**REQUIRED TASK**
What follows is a block of records; restate each one word for word.

**SUPPLIED RECORDS**
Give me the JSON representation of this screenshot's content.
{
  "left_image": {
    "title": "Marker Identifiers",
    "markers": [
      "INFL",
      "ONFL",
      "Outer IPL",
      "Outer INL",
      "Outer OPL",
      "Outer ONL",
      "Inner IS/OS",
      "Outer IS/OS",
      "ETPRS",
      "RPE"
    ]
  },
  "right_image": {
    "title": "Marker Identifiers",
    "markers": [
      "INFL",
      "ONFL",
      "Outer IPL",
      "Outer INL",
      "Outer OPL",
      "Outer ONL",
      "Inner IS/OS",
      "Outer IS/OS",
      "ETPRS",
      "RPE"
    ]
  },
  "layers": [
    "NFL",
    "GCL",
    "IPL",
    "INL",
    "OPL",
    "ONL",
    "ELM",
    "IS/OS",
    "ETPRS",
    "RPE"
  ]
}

**RESPONSE TO THIS TASK**
Give me the JSON representation of this screenshot's content.
{
  "left_image": {
    "title": "Marker Identifiers",
    "markers": [
      "INFL",
      "ONFL",
      "Outer IPL",
      "Outer INL",
      "Outer OPL",
      "Outer ONL",
      "Inner IS/OS",
      "Outer IS/OS",
      "ETPRS",
      "RPE"
    ]
  },
  "right_image": {
    "title": "Marker Identifiers",
    "markers": [
      "INFL",
      "ONFL",
      "Outer IPL",
      "Outer INL",
      "Outer OPL",
      "Outer ONL",
      "Inner IS/OS",
      "Outer IS/OS",
      "ETPRS",
      "RPE"
    ]
  },
  "layers": [
    "NFL",
    "GCL",
    "IPL",
    "INL",
    "OPL",
    "ONL",
    "ELM",
    "IS/OS",
    "ETPRS",
    "RPE"
  ]
}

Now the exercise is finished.